**WRITTEN INSTRUCTION**
Gather every line in the records below that contains the word "text".

**DATA LINES**
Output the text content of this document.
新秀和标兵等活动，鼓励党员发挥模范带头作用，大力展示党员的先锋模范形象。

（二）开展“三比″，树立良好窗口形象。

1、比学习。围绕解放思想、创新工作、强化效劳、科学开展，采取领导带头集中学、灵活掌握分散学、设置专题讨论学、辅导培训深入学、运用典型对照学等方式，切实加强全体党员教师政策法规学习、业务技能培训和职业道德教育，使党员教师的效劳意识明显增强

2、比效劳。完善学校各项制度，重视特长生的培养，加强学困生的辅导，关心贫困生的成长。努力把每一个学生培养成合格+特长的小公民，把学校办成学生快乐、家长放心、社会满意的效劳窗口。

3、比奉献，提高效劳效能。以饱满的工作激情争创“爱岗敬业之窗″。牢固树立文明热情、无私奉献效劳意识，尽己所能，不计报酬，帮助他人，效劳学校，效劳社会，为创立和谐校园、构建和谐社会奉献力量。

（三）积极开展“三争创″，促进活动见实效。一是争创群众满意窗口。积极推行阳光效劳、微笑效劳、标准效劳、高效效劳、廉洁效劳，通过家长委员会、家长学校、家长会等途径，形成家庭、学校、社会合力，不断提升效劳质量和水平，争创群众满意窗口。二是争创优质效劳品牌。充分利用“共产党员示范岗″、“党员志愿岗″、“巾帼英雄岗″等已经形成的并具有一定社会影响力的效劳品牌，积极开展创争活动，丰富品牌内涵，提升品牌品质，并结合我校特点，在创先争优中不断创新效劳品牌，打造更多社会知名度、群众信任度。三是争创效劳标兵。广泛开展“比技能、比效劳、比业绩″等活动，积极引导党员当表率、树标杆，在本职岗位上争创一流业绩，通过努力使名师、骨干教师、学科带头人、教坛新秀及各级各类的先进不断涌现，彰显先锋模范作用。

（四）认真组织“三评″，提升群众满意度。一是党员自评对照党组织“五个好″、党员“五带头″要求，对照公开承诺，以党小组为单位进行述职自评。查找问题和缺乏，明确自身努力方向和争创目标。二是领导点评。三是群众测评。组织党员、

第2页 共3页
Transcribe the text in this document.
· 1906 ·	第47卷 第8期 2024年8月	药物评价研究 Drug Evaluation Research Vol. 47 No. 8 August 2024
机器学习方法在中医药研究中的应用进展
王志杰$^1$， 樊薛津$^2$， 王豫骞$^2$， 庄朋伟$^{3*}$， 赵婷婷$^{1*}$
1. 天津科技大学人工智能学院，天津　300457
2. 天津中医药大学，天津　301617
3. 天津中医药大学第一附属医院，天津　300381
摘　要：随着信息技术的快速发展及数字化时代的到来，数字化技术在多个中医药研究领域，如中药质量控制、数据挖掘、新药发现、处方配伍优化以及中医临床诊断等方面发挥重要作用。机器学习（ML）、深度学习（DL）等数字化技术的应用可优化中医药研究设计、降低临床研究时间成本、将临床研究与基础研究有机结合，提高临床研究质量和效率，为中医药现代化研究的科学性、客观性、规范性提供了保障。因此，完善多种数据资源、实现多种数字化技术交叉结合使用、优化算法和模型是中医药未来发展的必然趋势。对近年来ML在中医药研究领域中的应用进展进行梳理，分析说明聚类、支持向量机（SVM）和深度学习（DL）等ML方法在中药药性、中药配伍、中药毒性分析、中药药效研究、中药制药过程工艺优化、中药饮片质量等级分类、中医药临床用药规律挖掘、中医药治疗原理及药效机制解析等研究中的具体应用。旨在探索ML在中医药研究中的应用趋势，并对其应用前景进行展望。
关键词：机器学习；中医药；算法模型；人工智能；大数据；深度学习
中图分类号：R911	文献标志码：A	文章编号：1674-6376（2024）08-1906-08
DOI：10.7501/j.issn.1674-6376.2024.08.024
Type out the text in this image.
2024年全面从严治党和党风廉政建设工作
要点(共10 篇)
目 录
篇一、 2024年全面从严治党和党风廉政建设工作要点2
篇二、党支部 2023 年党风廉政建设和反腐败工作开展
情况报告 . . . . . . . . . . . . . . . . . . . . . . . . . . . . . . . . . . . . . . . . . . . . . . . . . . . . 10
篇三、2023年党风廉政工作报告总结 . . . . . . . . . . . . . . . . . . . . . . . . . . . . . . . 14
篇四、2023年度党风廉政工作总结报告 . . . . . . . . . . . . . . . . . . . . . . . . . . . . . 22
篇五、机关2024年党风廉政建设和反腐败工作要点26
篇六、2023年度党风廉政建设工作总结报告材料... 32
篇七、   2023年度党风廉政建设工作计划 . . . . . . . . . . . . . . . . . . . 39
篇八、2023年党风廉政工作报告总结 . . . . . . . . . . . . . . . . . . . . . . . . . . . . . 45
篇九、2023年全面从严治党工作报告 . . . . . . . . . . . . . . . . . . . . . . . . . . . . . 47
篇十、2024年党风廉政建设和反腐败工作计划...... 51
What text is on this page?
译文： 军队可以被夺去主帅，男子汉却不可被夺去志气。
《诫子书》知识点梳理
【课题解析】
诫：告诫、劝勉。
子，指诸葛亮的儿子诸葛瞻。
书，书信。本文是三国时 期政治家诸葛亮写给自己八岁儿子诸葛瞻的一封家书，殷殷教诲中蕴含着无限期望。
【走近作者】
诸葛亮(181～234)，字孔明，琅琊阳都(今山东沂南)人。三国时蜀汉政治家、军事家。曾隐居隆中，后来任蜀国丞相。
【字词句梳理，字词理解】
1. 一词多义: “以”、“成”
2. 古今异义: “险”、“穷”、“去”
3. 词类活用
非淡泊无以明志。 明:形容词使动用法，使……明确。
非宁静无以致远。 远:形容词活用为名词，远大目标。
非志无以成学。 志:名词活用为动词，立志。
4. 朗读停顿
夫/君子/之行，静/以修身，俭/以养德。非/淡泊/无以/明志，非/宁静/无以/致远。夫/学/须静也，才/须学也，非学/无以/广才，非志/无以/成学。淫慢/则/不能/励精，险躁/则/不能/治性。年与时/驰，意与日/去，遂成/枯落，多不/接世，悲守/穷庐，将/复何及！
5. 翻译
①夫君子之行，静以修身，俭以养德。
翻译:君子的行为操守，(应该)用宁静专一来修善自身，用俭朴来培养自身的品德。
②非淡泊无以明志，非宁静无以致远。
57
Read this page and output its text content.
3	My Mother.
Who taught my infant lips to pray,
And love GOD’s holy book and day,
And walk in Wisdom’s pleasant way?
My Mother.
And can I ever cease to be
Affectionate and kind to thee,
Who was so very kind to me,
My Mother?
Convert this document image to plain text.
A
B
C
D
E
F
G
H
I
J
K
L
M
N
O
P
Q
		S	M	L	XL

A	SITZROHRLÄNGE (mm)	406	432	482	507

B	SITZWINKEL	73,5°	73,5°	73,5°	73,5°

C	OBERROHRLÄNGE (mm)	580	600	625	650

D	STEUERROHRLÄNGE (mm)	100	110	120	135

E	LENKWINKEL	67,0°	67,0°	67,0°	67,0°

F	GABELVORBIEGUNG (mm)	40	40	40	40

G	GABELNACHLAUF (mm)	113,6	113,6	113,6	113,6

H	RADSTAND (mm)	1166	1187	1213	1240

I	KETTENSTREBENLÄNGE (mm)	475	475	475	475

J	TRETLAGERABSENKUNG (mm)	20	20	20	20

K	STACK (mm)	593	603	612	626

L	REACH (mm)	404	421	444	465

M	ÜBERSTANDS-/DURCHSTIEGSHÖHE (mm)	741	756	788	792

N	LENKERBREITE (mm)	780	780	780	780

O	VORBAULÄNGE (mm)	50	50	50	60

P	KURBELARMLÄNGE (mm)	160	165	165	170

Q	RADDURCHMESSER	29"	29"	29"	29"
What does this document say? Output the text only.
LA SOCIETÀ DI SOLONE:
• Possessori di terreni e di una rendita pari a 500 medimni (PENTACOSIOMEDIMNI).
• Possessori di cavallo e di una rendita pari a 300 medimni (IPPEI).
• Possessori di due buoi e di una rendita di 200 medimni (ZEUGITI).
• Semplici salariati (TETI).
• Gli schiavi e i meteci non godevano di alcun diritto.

**ANSWER TO THIS TASK**
Output the text content of this document.
Transcribe the text in this document.
Type out the text in this image.
What text is on this page?
Read this page and output its text content.
Convert this document image to plain text.
What does this document say? Output the text only.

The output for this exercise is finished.